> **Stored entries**
#####
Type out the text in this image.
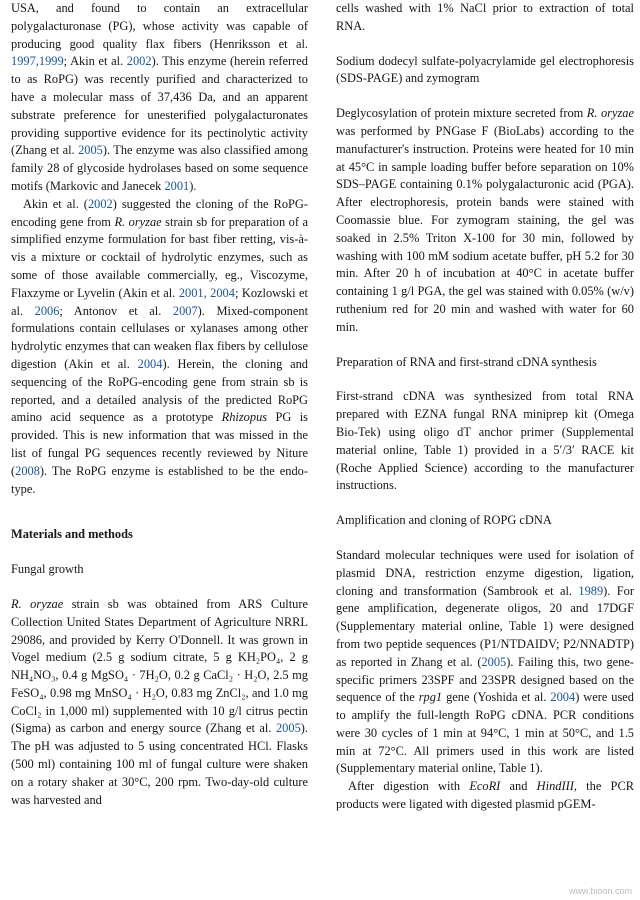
USA, and found to contain an extracellular polygalacturonase (PG), whose activity was capable of producing good quality flax fibers (Henriksson et al. 1997,1999; Akin et al. 2002). This enzyme (herein referred to as RoPG) was recently purified and characterized to have a molecular mass of 37,436 Da, and an apparent substrate preference for unesterified polygalacturonates providing supportive evidence for its pectinolytic activity (Zhang et al. 2005). The enzyme was also classified among family 28 of glycoside hydrolases based on some sequence motifs (Markovic and Janecek 2001).

Akin et al. (2002) suggested the cloning of the RoPG-encoding gene from R. oryzae strain sb for preparation of a simplified enzyme formulation for bast fiber retting, vis-à-vis a mixture or cocktail of hydrolytic enzymes, such as some of those available commercially, eg., Viscozyme, Flaxzyme or Lyvelin (Akin et al. 2001, 2004; Kozlowski et al. 2006; Antonov et al. 2007). Mixed-component formulations contain cellulases or xylanases among other hydrolytic enzymes that can weaken flax fibers by cellulose digestion (Akin et al. 2004). Herein, the cloning and sequencing of the RoPG-encoding gene from strain sb is reported, and a detailed analysis of the predicted RoPG amino acid sequence as a prototype Rhizopus PG is provided. This is new information that was missed in the list of fungal PG sequences recently reviewed by Niture (2008). The RoPG enzyme is established to be the endo-type.

Materials and methods

Fungal growth

R. oryzae strain sb was obtained from ARS Culture Collection United States Department of Agriculture NRRL 29086, and provided by Kerry O'Donnell. It was grown in Vogel medium (2.5 g sodium citrate, 5 g KH₂PO₄, 2 g NH₄NO₃, 0.4 g MgSO₄ · 7H₂O, 0.2 g CaCl₂ · H₂O, 2.5 mg FeSO₄, 0.98 mg MnSO₄ · H₂O, 0.83 mg ZnCl₂, and 1.0 mg CoCl₂ in 1,000 ml) supplemented with 10 g/l citrus pectin (Sigma) as carbon and energy source (Zhang et al. 2005). The pH was adjusted to 5 using concentrated HCl. Flasks (500 ml) containing 100 ml of fungal culture were shaken on a rotary shaker at 30°C, 200 rpm. Two-day-old culture was harvested and

cells washed with 1% NaCl prior to extraction of total RNA.

Sodium dodecyl sulfate-polyacrylamide gel electrophoresis (SDS-PAGE) and zymogram

Deglycosylation of protein mixture secreted from R. oryzae was performed by PNGase F (BioLabs) according to the manufacturer's instruction. Proteins were heated for 10 min at 45°C in sample loading buffer before separation on 10% SDS–PAGE containing 0.1% polygalacturonic acid (PGA). After electrophoresis, protein bands were stained with Coomassie blue. For zymogram staining, the gel was soaked in 2.5% Triton X-100 for 30 min, followed by washing with 100 mM sodium acetate buffer, pH 5.2 for 30 min. After 20 h of incubation at 40°C in acetate buffer containing 1 g/l PGA, the gel was stained with 0.05% (w/v) ruthenium red for 20 min and washed with water for 60 min.

Preparation of RNA and first-strand cDNA synthesis

First-strand cDNA was synthesized from total RNA prepared with EZNA fungal RNA miniprep kit (Omega Bio-Tek) using oligo dT anchor primer (Supplemental material online, Table 1) provided in a 5′/3′ RACE kit (Roche Applied Science) according to the manufacturer instructions.

Amplification and cloning of ROPG cDNA

Standard molecular techniques were used for isolation of plasmid DNA, restriction enzyme digestion, ligation, cloning and transformation (Sambrook et al. 1989). For gene amplification, degenerate oligos, 20 and 17DGF (Supplementary material online, Table 1) were designed from two peptide sequences (P1/NTDAIDV; P2/NNADTP) as reported in Zhang et al. (2005). Failing this, two gene-specific primers 23SPF and 23SPR designed based on the sequence of the rpg1 gene (Yoshida et al. 2004) were used to amplify the full-length RoPG cDNA. PCR conditions were 30 cycles of 1 min at 94°C, 1 min at 50°C, and 1.5 min at 72°C. All primers used in this work are listed (Supplementary material online, Table 1).

After digestion with EcoRI and HindIII, the PCR products were ligated with digested plasmid pGEM-

www.bioon.com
#####
> **EXERCISE OBJECTIVE**
In the records above, find each line holding "electrophoresis" and copy it.

> **YOUR RESPONSE**
Sodium dodecyl sulfate-polyacrylamide gel electrophoresis (SDS-PAGE) and zymogram
Deglycosylation of protein mixture secreted from R. oryzae was performed by PNGase F (BioLabs) according to the manufacturer's instruction. Proteins were heated for 10 min at 45°C in sample loading buffer before separation on 10% SDS–PAGE containing 0.1% polygalacturonic acid (PGA). After electrophoresis, protein bands were stained with Coomassie blue. For zymogram staining, the gel was soaked in 2.5% Triton X-100 for 30 min, followed by washing with 100 mM sodium acetate buffer, pH 5.2 for 30 min. After 20 h of incubation at 40°C in acetate buffer containing 1 g/l PGA, the gel was stained with 0.05% (w/v) ruthenium red for 20 min and washed with water for 60 min.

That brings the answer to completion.